— begin Data rows —

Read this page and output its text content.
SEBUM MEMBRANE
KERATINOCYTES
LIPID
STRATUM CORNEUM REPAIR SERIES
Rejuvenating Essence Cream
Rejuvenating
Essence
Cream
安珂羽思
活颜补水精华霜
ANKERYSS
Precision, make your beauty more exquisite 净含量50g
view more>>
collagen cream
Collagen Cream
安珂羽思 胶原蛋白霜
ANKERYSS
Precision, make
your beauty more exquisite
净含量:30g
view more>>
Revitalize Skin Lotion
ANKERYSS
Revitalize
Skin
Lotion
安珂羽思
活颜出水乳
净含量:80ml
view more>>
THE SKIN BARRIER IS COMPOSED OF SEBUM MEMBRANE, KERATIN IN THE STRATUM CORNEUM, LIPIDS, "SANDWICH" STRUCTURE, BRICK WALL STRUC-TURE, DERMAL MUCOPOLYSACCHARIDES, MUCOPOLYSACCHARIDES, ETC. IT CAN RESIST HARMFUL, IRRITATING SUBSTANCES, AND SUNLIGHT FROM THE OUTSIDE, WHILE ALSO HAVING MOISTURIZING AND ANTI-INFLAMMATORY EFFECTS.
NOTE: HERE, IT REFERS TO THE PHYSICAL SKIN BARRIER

— end Data rows —

**To do:**
Copy out all lines above that include the string "Revitalize".

**Result of this task:**
Revitalize Skin Lotion
Revitalize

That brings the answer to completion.